──────── Input

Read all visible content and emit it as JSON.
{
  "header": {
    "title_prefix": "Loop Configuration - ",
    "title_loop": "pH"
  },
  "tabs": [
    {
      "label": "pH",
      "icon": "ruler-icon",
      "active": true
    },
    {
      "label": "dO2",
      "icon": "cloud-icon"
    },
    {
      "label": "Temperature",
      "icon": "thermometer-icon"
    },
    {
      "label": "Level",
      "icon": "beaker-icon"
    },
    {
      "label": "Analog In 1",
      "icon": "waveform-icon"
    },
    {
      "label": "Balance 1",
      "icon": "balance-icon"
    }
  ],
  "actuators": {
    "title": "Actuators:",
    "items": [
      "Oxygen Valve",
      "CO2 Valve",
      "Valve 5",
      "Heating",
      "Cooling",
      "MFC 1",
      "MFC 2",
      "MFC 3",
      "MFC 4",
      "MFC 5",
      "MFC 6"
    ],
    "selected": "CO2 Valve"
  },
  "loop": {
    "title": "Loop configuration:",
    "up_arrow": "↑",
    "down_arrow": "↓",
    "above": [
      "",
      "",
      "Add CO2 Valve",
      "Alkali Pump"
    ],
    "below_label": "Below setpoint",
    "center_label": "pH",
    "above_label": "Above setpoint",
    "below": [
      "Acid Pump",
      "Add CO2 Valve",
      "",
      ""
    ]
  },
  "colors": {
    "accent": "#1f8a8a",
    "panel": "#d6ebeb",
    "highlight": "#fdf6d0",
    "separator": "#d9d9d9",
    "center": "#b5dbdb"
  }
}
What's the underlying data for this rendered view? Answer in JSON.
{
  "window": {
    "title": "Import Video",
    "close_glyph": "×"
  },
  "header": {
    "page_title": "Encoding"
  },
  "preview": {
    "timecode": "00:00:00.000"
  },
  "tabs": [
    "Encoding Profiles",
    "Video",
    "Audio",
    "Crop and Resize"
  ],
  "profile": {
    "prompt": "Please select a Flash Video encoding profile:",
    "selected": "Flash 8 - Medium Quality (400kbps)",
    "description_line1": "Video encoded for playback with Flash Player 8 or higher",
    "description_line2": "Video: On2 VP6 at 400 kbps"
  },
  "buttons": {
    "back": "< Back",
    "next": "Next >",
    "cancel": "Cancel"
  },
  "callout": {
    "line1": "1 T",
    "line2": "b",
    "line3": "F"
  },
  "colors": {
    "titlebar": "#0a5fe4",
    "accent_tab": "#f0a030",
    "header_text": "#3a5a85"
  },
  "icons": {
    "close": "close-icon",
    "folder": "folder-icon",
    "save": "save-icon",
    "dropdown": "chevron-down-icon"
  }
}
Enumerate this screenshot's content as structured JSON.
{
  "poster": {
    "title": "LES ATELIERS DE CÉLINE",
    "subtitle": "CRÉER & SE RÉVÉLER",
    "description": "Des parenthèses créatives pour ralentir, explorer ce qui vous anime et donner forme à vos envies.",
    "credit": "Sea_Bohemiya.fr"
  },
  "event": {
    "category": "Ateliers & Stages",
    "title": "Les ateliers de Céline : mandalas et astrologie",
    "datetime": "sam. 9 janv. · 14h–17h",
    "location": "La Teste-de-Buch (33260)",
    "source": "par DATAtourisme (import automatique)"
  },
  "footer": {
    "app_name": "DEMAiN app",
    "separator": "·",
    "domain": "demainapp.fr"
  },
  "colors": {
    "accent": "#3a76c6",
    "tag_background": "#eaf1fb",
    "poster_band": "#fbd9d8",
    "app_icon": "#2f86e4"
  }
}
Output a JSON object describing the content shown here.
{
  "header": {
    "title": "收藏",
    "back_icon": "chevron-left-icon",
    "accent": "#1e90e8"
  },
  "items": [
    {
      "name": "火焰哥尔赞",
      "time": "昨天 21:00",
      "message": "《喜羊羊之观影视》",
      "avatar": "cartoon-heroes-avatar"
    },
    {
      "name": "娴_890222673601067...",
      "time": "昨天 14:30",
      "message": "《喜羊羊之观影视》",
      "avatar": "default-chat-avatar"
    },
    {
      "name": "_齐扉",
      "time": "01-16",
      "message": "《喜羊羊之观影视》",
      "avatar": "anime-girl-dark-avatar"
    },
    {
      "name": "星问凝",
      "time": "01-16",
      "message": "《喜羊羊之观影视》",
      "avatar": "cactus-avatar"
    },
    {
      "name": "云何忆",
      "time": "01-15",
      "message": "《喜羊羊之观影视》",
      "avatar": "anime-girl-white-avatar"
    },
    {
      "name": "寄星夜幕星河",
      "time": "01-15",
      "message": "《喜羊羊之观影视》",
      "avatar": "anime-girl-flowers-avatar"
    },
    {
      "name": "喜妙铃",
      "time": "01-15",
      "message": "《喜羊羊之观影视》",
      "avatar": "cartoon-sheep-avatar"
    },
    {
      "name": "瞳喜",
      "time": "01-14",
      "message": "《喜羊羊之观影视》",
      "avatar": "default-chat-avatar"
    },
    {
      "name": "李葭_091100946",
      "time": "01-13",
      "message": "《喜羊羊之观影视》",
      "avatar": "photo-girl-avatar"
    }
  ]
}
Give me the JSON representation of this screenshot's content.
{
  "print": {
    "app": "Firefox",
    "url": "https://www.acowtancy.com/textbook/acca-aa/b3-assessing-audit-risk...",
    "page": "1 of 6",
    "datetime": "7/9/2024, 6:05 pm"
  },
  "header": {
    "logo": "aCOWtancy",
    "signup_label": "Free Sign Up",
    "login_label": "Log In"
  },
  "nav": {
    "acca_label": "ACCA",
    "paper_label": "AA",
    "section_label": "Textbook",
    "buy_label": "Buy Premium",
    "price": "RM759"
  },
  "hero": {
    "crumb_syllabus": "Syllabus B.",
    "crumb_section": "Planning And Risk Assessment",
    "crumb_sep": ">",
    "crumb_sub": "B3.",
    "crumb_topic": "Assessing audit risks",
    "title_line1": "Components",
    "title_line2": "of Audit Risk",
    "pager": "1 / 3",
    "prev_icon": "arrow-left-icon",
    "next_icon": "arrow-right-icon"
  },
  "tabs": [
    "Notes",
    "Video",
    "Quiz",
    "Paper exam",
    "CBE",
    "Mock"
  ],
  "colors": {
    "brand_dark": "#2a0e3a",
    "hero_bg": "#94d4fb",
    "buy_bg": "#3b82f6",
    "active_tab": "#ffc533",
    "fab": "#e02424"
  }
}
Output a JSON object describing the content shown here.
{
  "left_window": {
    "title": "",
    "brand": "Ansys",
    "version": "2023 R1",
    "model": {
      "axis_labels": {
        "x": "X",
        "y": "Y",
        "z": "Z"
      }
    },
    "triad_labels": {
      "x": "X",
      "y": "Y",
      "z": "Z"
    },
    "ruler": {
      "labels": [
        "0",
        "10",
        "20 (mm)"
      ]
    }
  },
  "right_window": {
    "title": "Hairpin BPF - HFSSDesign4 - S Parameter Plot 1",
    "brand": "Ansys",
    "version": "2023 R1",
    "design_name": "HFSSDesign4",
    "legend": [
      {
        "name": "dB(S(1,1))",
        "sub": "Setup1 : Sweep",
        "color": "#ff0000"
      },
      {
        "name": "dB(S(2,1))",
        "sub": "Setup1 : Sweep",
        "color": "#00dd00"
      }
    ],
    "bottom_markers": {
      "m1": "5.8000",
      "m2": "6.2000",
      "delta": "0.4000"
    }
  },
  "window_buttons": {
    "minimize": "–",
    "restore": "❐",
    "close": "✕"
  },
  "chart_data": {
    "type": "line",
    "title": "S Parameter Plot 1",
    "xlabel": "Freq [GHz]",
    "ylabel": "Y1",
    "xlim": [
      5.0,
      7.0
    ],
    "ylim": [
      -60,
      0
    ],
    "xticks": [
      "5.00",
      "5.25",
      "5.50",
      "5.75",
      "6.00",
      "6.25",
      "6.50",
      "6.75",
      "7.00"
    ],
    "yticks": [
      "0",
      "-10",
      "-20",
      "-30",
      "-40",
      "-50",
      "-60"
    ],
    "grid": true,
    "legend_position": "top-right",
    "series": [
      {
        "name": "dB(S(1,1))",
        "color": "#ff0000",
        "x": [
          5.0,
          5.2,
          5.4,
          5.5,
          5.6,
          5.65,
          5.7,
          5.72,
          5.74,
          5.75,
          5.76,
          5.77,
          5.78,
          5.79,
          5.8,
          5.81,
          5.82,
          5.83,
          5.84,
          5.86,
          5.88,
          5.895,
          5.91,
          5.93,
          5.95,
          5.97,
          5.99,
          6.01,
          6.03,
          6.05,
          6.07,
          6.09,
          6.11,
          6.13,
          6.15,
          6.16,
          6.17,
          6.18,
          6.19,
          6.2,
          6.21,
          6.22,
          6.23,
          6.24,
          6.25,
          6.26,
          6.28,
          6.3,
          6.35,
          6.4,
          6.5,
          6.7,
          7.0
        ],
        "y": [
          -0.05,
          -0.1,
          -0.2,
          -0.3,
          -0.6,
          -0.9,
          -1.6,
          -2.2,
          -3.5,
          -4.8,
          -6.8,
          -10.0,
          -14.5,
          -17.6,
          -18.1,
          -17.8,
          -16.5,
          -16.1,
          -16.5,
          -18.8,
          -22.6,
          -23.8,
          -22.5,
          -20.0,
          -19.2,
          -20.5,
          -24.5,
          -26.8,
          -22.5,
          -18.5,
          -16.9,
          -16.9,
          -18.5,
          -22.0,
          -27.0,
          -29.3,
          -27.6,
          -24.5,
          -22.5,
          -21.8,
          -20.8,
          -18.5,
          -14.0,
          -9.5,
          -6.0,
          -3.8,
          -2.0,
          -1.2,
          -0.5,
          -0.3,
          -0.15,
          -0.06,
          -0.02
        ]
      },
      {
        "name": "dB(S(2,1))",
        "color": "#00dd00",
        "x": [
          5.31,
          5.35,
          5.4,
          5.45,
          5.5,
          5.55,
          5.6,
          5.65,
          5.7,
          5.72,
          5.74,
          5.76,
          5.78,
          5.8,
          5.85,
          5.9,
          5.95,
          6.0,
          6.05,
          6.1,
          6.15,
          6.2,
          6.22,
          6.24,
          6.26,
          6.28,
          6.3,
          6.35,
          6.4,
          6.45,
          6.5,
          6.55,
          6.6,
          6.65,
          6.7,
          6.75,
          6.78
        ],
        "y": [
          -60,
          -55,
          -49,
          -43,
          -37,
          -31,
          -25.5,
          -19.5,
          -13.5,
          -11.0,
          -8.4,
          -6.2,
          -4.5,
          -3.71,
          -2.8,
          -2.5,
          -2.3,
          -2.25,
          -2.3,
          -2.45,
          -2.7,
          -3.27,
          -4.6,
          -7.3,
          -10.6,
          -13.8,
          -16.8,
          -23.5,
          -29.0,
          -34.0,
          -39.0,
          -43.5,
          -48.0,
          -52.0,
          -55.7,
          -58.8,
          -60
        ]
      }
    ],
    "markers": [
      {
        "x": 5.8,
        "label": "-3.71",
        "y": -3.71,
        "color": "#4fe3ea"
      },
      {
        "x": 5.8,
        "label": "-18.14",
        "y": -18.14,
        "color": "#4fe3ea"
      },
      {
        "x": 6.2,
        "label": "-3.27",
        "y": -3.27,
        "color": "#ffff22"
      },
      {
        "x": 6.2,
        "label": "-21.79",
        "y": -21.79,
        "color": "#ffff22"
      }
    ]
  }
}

────────────────

= Objective =
Collect from the data above every line that includes "cartoon".

= Answer for the task =
      "avatar": "cartoon-heroes-avatar"
      "avatar": "cartoon-sheep-avatar"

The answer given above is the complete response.